_Challenges_:
A) Translate this sentence from the article on software patching into Spanish: "The patch is tested in Rackspace's lab, a scaled replica of its network."
B) Please write the next few paragraphs of the article on software patching, picking up right after its last sentence.

_Page_:
This feature is continued from part I, published on Monday December 8th.
Patching in action
Those words ring true for Williams at Centura Bank, whose organized process includes assigning a value of critical, high, medium or low to each vulnerability.
"If it is critical, each manager on our [computer security incident response] team has to respond [with their course of action] in 24 hours," Williams says. The vulnerabilities are compared against an inventory of everything on the network, including 250 servers and 1,800 desktops. The inventory is updated weekly.
Once the team managers decide a patch is needed, a five-step program Centura calls release management is followed. The first step is to develop the change process, which is then logged and audited as part of Step 2. A series of tests are done at Step 3, and if the results are inadequate the process starts all over again. If the test is successful, Step 4 includes distribution from a pilot to full-scale production deployment. And Step 5 mandates follow-up and validation that everything is complete and working.
"It's not the tools or the people, it's not having the time," Williams says of why such a regimented process is needed.
It's the same for John Engates, CTO for Rackspace Managed Hosting, which has data centers in San Antonio, Texas; Herndon, Va., and London. The company has 4,000 Windows servers, 4,000 servers running either Linux or Unix, 50 routers and 500 firewalls it maintains for customers.
"Software will never be perfect and will always require diligence and good security practices to maintain it," Engates says.
He says patching routers and firewalls is more like updating versions of software, but still there is a formal process that begins with network engineers who monitor discussion boards and security sites. "They eat and breathe this," Engates says.
After a new patch is identified, a lead engineer is notified. If the patch is for a critical flaw, notification is sent straight to the vice president of engineering who decides if the patch is needed and structures the process toward deployment, if necessary.
If the patch is for a router, the lead engineer carries out the patching plan, from calling in the right people to building automated deployment scripts.
The patch is tested in Rackspace's lab, a scaled replica of its network. "The testing length depends on how big a patch it is," Engates says. The patch is rolled out within a pre-scheduled maintenance window, and the engineering team does a postmortem, gathering documented changes and evaluating the process.
"When we feel like we are in danger of being exploited, then we will open an emergency [maintenance] window and do the patching," he says.
On the server side, Engates says the process is a bit different because customers are responsible for some patching chores. He says Linux also is a unique platform because it doesn't have as many user-friendly tools as Windows, although Microsoft's tools have their own consistency issues.

(Layout dataset records)
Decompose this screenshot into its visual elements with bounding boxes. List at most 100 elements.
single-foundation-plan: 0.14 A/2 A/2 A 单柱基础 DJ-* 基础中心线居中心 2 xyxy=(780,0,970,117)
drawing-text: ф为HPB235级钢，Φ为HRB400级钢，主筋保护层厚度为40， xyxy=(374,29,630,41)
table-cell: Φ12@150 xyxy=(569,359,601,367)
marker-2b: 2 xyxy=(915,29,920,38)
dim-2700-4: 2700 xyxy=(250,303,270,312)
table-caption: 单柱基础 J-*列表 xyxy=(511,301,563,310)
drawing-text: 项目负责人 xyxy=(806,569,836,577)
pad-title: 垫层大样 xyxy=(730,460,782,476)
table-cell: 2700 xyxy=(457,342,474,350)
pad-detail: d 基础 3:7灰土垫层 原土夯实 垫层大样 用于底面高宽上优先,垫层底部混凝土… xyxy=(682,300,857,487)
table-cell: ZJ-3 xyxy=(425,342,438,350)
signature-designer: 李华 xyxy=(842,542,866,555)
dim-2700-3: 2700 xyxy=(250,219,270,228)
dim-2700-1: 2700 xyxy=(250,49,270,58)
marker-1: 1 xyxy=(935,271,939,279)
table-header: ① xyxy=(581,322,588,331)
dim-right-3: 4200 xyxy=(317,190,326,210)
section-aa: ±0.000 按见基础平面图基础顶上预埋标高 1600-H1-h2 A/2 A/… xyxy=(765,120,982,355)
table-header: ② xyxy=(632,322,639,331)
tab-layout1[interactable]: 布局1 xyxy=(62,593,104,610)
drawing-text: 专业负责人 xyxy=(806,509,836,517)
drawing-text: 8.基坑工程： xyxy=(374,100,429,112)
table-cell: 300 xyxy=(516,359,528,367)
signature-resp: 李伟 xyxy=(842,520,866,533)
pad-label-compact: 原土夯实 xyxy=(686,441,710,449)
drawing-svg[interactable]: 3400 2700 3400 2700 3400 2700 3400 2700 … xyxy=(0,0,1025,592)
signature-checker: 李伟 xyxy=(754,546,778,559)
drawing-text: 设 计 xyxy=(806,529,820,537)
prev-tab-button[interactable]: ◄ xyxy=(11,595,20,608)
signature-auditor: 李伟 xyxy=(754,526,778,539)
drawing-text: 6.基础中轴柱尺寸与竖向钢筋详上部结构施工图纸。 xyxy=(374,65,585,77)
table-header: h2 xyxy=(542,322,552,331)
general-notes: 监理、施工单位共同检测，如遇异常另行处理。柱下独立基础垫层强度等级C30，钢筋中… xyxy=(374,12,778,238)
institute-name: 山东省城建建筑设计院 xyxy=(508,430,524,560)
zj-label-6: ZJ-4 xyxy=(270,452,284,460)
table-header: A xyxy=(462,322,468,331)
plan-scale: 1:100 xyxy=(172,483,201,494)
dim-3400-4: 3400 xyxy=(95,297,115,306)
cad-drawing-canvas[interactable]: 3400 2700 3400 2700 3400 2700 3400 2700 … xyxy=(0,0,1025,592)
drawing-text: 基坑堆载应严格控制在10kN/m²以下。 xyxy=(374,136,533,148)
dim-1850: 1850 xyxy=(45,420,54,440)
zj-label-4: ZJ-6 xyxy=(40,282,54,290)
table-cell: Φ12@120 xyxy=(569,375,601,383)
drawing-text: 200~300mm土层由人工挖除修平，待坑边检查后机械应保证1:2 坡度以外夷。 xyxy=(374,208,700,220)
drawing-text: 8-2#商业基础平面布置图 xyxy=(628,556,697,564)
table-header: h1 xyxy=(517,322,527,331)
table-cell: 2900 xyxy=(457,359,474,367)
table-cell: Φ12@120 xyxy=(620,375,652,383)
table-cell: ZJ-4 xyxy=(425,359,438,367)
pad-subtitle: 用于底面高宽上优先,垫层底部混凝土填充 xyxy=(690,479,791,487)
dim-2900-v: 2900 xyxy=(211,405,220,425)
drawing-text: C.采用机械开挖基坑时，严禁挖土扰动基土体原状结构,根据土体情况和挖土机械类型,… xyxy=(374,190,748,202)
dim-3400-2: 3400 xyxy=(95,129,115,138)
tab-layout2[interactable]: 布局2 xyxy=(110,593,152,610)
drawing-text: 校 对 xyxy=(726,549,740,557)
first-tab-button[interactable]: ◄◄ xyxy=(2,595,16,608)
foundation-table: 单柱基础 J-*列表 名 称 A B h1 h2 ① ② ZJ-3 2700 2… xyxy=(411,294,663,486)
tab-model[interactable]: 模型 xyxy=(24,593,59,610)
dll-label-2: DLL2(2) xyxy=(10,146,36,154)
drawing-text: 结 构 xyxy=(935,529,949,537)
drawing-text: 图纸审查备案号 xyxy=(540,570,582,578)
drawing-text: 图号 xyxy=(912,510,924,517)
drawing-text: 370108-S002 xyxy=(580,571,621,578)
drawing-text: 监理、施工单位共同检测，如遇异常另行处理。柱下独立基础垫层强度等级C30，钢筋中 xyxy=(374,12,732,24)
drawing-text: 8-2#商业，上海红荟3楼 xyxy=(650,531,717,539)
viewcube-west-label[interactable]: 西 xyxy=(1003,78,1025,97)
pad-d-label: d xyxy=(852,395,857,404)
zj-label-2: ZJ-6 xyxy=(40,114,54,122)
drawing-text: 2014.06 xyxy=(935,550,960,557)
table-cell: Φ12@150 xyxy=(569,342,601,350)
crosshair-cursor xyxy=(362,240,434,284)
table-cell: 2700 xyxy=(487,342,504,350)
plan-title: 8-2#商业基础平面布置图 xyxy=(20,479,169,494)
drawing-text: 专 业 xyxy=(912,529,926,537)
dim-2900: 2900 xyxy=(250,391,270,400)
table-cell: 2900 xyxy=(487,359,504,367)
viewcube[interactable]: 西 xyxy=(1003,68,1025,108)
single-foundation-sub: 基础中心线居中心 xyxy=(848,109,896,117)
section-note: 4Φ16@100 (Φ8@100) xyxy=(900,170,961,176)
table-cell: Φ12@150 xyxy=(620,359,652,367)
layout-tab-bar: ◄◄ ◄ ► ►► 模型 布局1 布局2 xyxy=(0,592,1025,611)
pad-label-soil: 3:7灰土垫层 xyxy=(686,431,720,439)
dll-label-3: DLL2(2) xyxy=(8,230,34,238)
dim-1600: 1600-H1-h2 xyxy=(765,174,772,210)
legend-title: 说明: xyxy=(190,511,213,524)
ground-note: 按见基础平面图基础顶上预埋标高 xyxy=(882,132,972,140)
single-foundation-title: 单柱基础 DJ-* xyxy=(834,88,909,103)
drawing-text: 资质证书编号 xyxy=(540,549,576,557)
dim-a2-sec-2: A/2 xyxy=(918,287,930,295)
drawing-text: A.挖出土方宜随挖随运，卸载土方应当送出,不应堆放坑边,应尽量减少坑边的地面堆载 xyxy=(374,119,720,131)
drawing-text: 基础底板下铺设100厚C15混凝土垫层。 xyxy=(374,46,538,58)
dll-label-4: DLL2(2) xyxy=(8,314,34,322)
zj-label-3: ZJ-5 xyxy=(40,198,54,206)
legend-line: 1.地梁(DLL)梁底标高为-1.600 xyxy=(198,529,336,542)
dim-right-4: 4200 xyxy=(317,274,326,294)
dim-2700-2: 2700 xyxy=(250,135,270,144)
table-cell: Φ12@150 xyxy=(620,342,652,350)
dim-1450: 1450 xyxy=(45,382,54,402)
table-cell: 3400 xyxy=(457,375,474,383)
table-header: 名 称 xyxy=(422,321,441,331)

_Response list_:
A) El parche se prueba en el laboratorio de Rackspace, una réplica a escala de su red.

B)
"We have no formal [Linux] configuration management tool. There is more human interaction with these servers than on the Windows side," says Engates, who notes the Windows platform sees a larger percentage of exploit code.
When Rackspace identifies a vulnerability on its Windows servers, a process similar to that for routers and firewalls is followed. Testing is done for a minimum of 48 hours to make sure there are no problems. If problems arise, the patch is put on hold and Microsoft premier support is called in.
"We pay for this service, and it is very important we maintain this relationship," Engates says.
The operating system team is ultimately responsible for giving the go ahead to install the patch, and Microsoft's SMS is used to roll it out to the live network.
"We maintain an internal knowledgebase, which documents the changes, processes and procedures so we don't make mistakes," he says. "Mistakes are bad."
Open season on clients
David Giambruno, director of strategic infrastructure and security for Pitney Bowes, says the big patching challenge now is scale.
"In the past [four months] there have been new types of attacks that go after the clients," he says. "It's not just the servers anymore, and it's increased the scale of the problem." He says Pitney Bowes has thousands of servers and clients to go along with hundreds of routers and switches. Giambruno says patching clients used to be a natural result of the client upgrade cycle. That no longer works.
"The problem is the speed and the propagation of the worms. We can't just shut off Port 135 or other networking ports because you shut off your client networking," he says. Early in the Blaster attack in August, Microsoft advised shutting off Port 135 to stop the spread of the worm. "If I turn off the port, it's a denial-of-service attack either way," he says.
Giambruno says the company's processes for automatically patching servers has been extended to clients.
In the wake of Blaster, the company deployed software from BigFix that provides a holistic view of the entire network, which stretches across 18 countries.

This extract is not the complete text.